* **WHAT NEEDS TO BE DONE**
Scan the records below for the word "more" and give only the number of lines that hold it.

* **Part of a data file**

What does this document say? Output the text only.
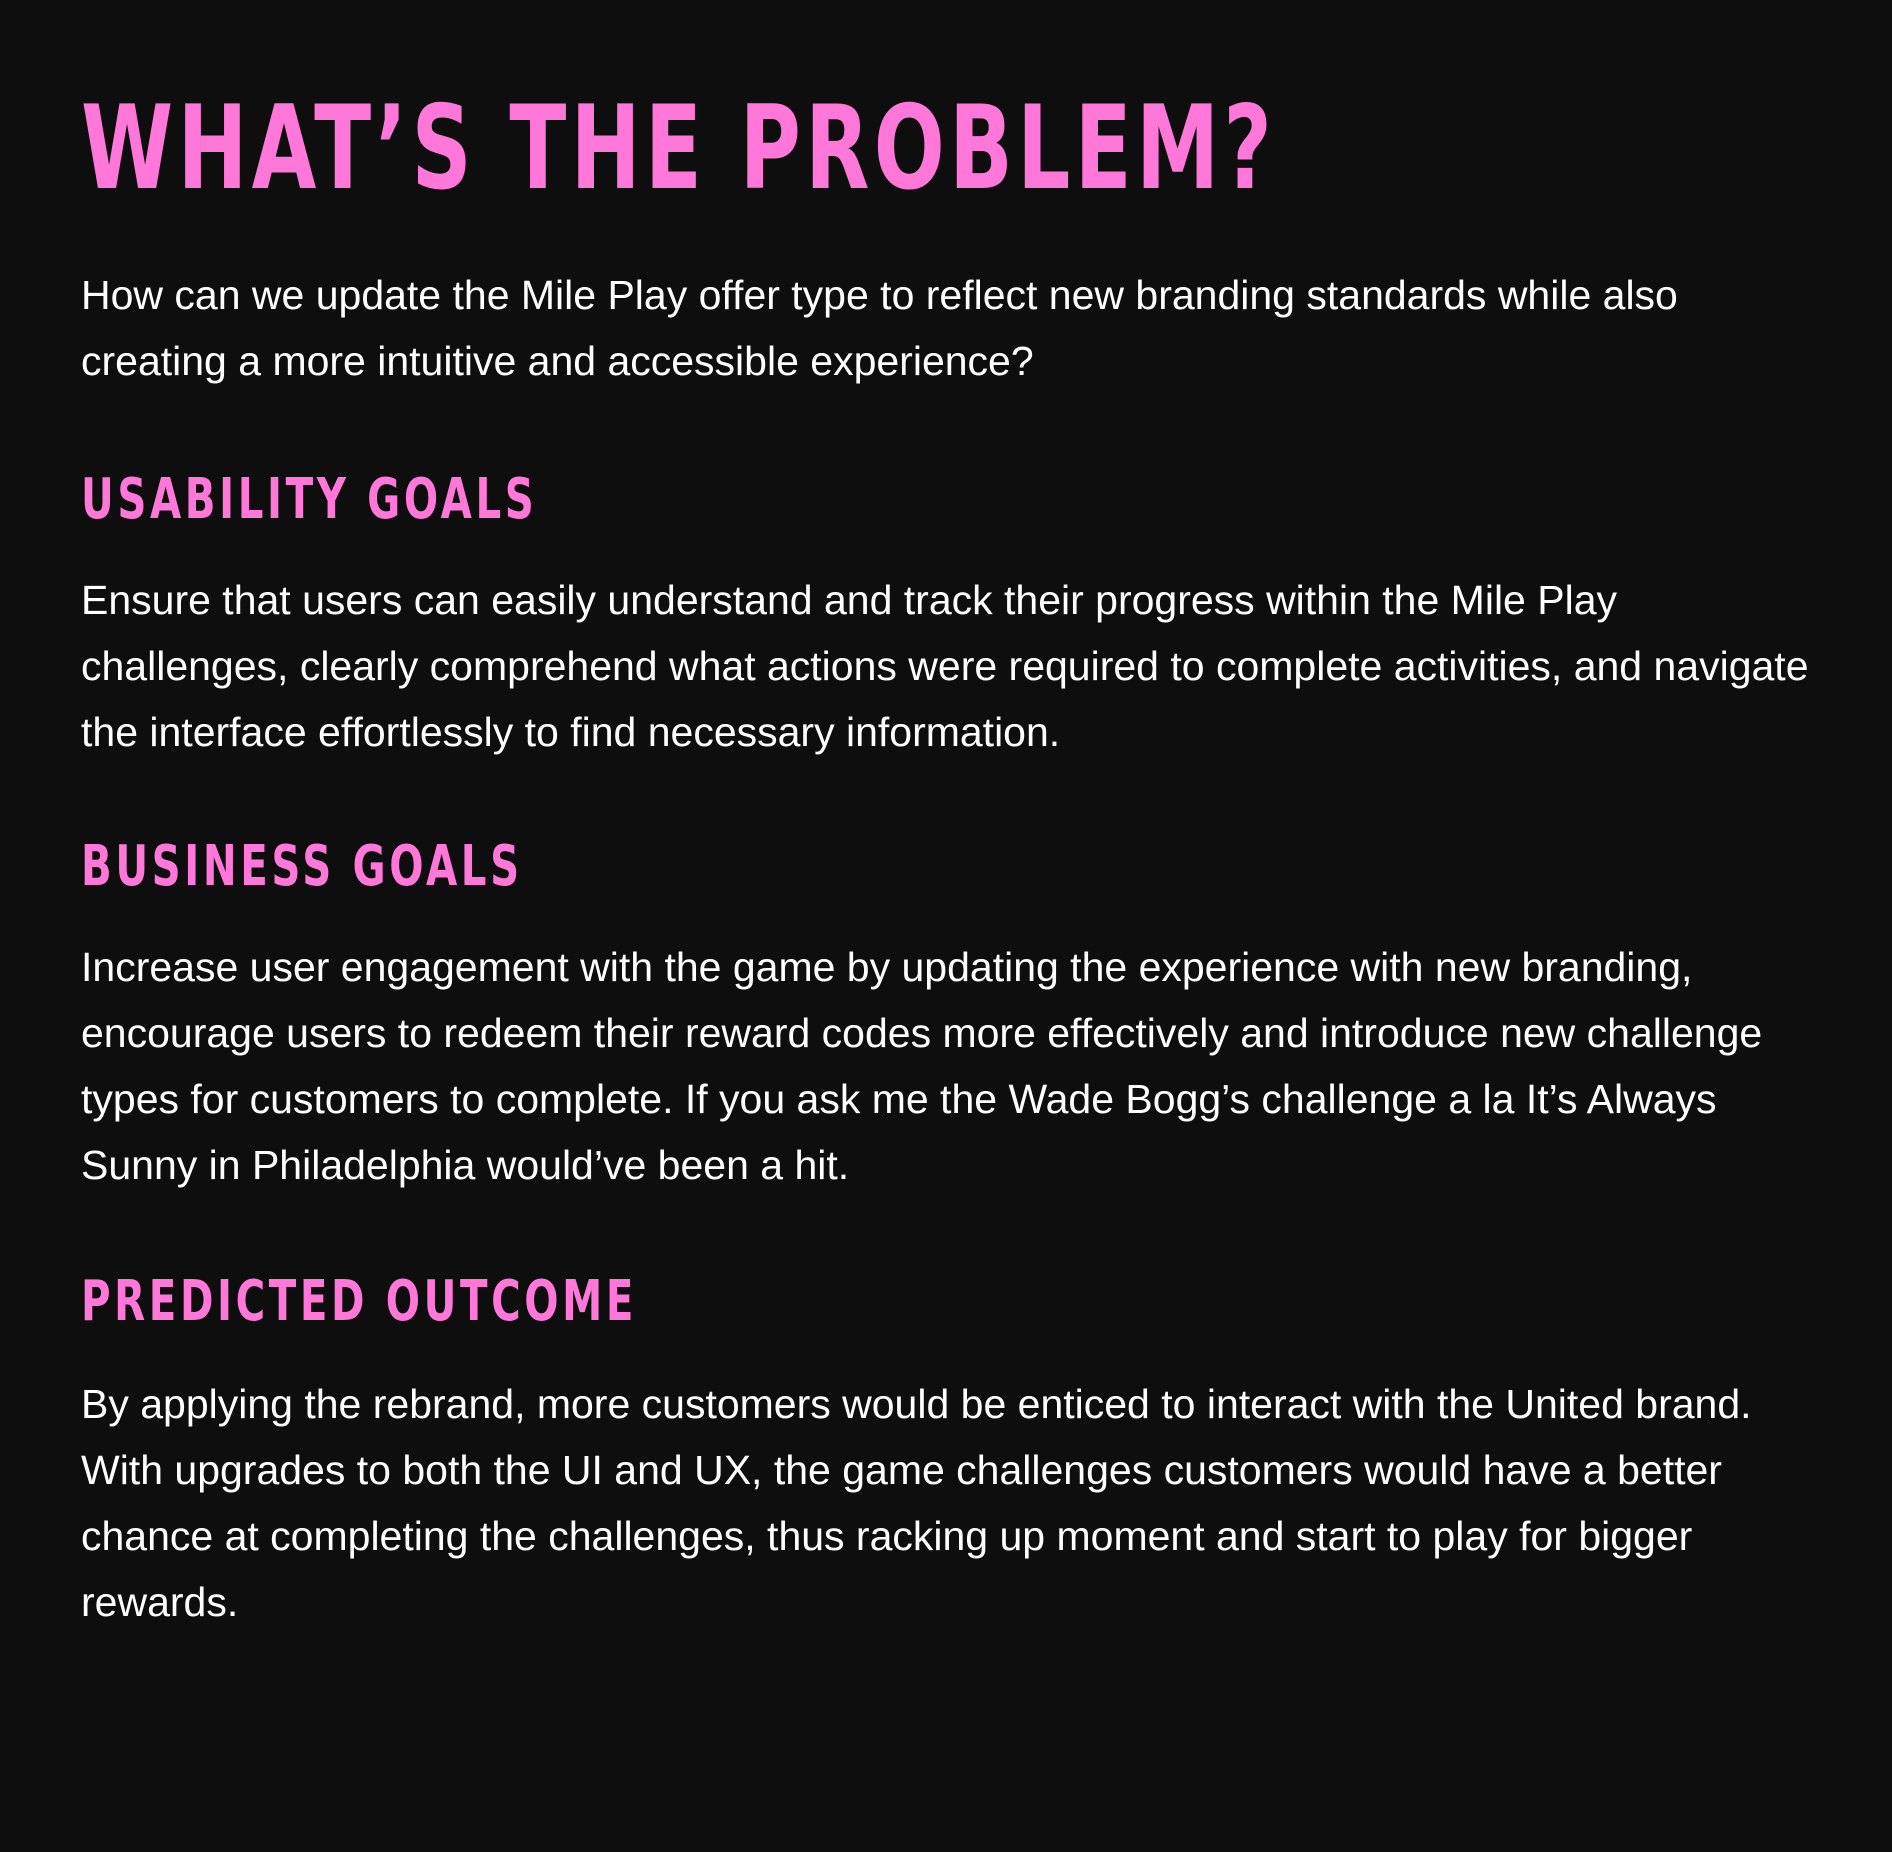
WHAT’S THE PROBLEM?

How can we update the Mile Play offer type to reflect new branding standards while also creating a more intuitive and accessible experience?

USABILITY GOALS

Ensure that users can easily understand and track their progress within the Mile Play challenges, clearly comprehend what actions were required to complete activities, and navigate the interface effortlessly to find necessary information.

BUSINESS GOALS

Increase user engagement with the game by updating the experience with new branding, encourage users to redeem their reward codes more effectively and introduce new challenge types for customers to complete. If you ask me the Wade Bogg’s challenge a la It’s Always Sunny in Philadelphia would’ve been a hit.

PREDICTED OUTCOME

By applying the rebrand, more customers would be enticed to interact with the United brand. With upgrades to both the UI and UX, the game challenges customers would have a better chance at completing the challenges, thus racking up moment and start to play for bigger rewards.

* **COMPLETED TASK**
3